- _Exercise details_: Render the lines of the records below as a numbered list, skipping any blank lines. Include every line of the records, but leave the pictures out of your answer.

-- Start of Records supplied --

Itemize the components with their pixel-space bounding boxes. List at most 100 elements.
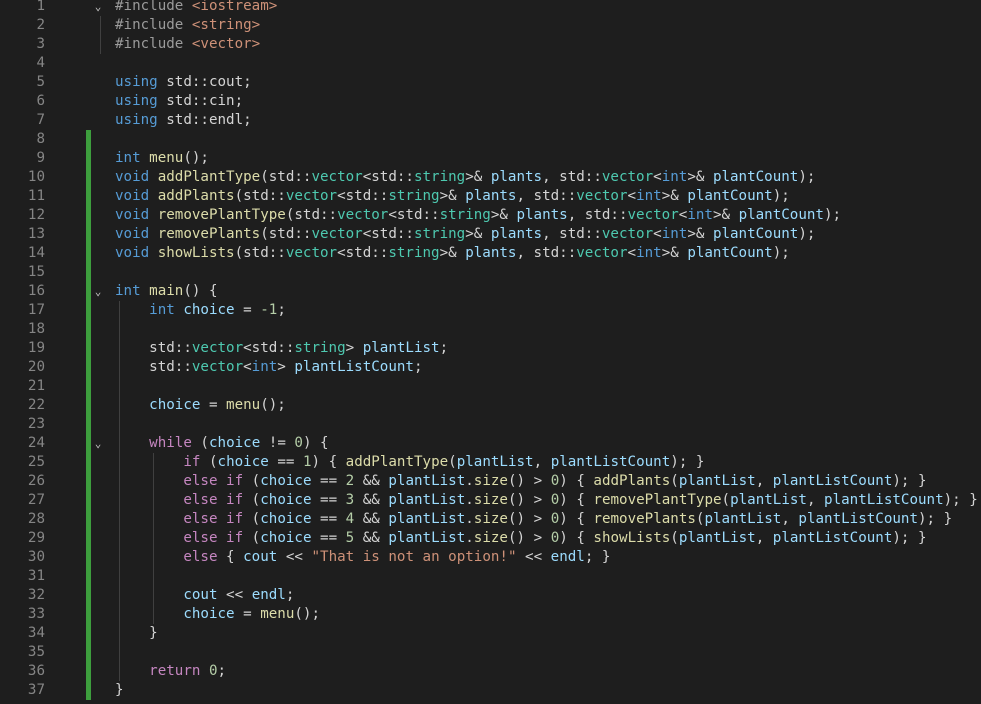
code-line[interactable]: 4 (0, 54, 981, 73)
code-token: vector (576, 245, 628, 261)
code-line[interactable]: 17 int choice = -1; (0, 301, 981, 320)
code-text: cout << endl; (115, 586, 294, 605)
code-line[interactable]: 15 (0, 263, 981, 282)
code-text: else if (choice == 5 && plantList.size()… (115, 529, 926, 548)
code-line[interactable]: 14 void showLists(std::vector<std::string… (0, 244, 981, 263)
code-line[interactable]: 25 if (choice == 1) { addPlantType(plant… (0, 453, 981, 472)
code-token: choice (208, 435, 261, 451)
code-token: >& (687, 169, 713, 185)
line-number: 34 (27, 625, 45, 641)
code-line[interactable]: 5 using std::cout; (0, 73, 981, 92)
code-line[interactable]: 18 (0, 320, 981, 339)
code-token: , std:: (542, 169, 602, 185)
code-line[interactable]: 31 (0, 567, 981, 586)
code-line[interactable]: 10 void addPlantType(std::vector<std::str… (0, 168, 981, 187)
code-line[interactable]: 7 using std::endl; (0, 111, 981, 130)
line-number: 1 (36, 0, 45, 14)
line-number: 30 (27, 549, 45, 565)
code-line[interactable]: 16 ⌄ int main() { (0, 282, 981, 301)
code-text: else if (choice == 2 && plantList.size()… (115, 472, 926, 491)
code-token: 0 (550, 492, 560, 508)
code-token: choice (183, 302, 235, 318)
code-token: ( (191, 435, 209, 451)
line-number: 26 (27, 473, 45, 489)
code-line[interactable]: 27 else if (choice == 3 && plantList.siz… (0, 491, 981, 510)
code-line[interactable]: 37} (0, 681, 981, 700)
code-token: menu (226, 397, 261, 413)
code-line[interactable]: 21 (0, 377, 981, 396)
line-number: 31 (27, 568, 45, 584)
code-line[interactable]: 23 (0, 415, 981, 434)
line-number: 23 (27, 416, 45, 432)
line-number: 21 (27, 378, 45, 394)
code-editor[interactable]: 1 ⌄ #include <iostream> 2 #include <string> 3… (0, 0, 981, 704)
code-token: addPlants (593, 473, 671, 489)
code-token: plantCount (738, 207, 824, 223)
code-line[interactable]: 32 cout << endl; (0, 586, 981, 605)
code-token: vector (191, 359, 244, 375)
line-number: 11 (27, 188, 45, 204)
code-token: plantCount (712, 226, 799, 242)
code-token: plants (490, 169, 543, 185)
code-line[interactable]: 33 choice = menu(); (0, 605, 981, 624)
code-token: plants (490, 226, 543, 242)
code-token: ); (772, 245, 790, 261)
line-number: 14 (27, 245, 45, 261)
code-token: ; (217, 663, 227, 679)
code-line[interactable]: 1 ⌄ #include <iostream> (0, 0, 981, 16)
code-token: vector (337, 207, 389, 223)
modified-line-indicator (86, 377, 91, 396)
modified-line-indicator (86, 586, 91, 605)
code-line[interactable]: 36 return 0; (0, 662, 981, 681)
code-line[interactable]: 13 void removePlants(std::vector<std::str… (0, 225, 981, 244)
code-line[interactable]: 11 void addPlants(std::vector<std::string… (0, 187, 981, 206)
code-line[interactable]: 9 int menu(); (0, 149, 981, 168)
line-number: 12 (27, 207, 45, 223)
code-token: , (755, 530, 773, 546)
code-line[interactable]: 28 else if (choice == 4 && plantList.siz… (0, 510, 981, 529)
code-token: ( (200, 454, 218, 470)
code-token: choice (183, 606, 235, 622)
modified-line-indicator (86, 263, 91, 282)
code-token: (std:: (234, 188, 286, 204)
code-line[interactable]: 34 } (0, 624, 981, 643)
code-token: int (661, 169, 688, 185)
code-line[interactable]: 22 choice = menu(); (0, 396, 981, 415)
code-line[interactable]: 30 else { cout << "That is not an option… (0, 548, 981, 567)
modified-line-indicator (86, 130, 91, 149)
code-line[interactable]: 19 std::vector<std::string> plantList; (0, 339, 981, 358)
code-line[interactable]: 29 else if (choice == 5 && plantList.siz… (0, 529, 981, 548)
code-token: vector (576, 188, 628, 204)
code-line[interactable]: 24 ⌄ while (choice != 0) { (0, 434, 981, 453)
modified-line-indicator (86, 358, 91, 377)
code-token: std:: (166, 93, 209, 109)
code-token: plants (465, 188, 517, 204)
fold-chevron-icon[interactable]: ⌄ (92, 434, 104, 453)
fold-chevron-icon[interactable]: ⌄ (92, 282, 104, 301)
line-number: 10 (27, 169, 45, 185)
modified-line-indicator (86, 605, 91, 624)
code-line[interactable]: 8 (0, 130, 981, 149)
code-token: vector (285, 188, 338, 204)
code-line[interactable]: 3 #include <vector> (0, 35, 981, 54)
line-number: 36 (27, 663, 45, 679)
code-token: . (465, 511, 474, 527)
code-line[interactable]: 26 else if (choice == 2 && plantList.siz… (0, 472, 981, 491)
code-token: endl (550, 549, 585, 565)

-- End of Records supplied --

- _Response for this exercise_:
1. Itemize the components with their pixel-space bounding boxes. List at most 100 elements.
2. code-line[interactable]: 4 (0, 54, 981, 73)
3. code-token: vector (576, 245, 628, 261)
4. code-line[interactable]: 17 int choice = -1; (0, 301, 981, 320)
5. code-text: cout << endl; (115, 586, 294, 605)
6. code-line[interactable]: 15 (0, 263, 981, 282)
7. code-text: else if (choice == 5 && plantList.size()… (115, 529, 926, 548)
8. code-line[interactable]: 14 void showLists(std::vector<std::string… (0, 244, 981, 263)
9. code-line[interactable]: 25 if (choice == 1) { addPlantType(plant… (0, 453, 981, 472)
10. code-token: choice (208, 435, 261, 451)
11. code-token: >& (687, 169, 713, 185)
12. line-number: 34 (27, 625, 45, 641)
13. code-line[interactable]: 5 using std::cout; (0, 73, 981, 92)
14. code-line[interactable]: 18 (0, 320, 981, 339)
15. code-token: , std:: (542, 169, 602, 185)
16. code-line[interactable]: 31 (0, 567, 981, 586)
17. code-line[interactable]: 10 void addPlantType(std::vector<std::str… (0, 168, 981, 187)
18. code-line[interactable]: 7 using std::endl; (0, 111, 981, 130)
19. line-number: 1 (36, 0, 45, 14)
20. line-number: 30 (27, 549, 45, 565)
21. code-line[interactable]: 16 ⌄ int main() { (0, 282, 981, 301)
22. code-text: else if (choice == 2 && plantList.size()… (115, 472, 926, 491)
23. code-token: 0 (550, 492, 560, 508)
24. code-token: choice (183, 302, 235, 318)
25. code-token: ( (191, 435, 209, 451)
26. line-number: 26 (27, 473, 45, 489)
27. code-line[interactable]: 27 else if (choice == 3 && plantList.siz… (0, 491, 981, 510)
28. code-line[interactable]: 37} (0, 681, 981, 700)
29. code-token: menu (226, 397, 261, 413)
30. code-line[interactable]: 21 (0, 377, 981, 396)
31. line-number: 31 (27, 568, 45, 584)
32. code-line[interactable]: 23 (0, 415, 981, 434)
33. line-number: 23 (27, 416, 45, 432)
34. line-number: 21 (27, 378, 45, 394)
35. code-editor[interactable]: 1 ⌄ #include <iostream> 2 #include <string> 3… (0, 0, 981, 704)
36. code-token: addPlants (593, 473, 671, 489)
37. code-token: plantCount (738, 207, 824, 223)
38. code-line[interactable]: 32 cout << endl; (0, 586, 981, 605)
39. code-token: vector (191, 359, 244, 375)
40. line-number: 11 (27, 188, 45, 204)
41. code-token: plantCount (712, 226, 799, 242)
42. code-token: plants (490, 169, 543, 185)
43. code-line[interactable]: 33 choice = menu(); (0, 605, 981, 624)
44. code-token: plants (490, 226, 543, 242)
45. code-token: ); (772, 245, 790, 261)
46. line-number: 14 (27, 245, 45, 261)
47. code-token: ; (217, 663, 227, 679)
48. code-line[interactable]: 1 ⌄ #include <iostream> (0, 0, 981, 16)
49. code-token: vector (337, 207, 389, 223)
50. modified-line-indicator (86, 377, 91, 396)
51. modified-line-indicator (86, 586, 91, 605)
52. code-line[interactable]: 36 return 0; (0, 662, 981, 681)
53. code-line[interactable]: 13 void removePlants(std::vector<std::str… (0, 225, 981, 244)
54. code-line[interactable]: 11 void addPlants(std::vector<std::string… (0, 187, 981, 206)
55. code-line[interactable]: 9 int menu(); (0, 149, 981, 168)
56. line-number: 12 (27, 207, 45, 223)
57. code-token: , (755, 530, 773, 546)
58. code-line[interactable]: 28 else if (choice == 4 && plantList.siz… (0, 510, 981, 529)
59. code-token: ( (200, 454, 218, 470)
60. code-token: choice (183, 606, 235, 622)
61. modified-line-indicator (86, 263, 91, 282)
62. code-token: (std:: (234, 188, 286, 204)
63. code-line[interactable]: 34 } (0, 624, 981, 643)
64. code-token: int (661, 169, 688, 185)
65. code-line[interactable]: 22 choice = menu(); (0, 396, 981, 415)
66. code-line[interactable]: 30 else { cout << "That is not an option… (0, 548, 981, 567)
67. modified-line-indicator (86, 130, 91, 149)
68. code-line[interactable]: 19 std::vector<std::string> plantList; (0, 339, 981, 358)
69. code-line[interactable]: 29 else if (choice == 5 && plantList.siz… (0, 529, 981, 548)
70. code-token: vector (576, 188, 628, 204)
71. code-line[interactable]: 24 ⌄ while (choice != 0) { (0, 434, 981, 453)
72. modified-line-indicator (86, 358, 91, 377)
73. code-token: std:: (166, 93, 209, 109)
74. code-token: plants (465, 188, 517, 204)
75. fold-chevron-icon[interactable]: ⌄ (92, 434, 104, 453)
76. fold-chevron-icon[interactable]: ⌄ (92, 282, 104, 301)
77. line-number: 10 (27, 169, 45, 185)
78. modified-line-indicator (86, 605, 91, 624)
79. code-line[interactable]: 8 (0, 130, 981, 149)
80. code-token: vector (285, 188, 338, 204)
81. code-line[interactable]: 3 #include <vector> (0, 35, 981, 54)
82. line-number: 36 (27, 663, 45, 679)
83. code-token: . (465, 511, 474, 527)
84. code-line[interactable]: 26 else if (choice == 2 && plantList.siz… (0, 472, 981, 491)
85. code-token: endl (550, 549, 585, 565)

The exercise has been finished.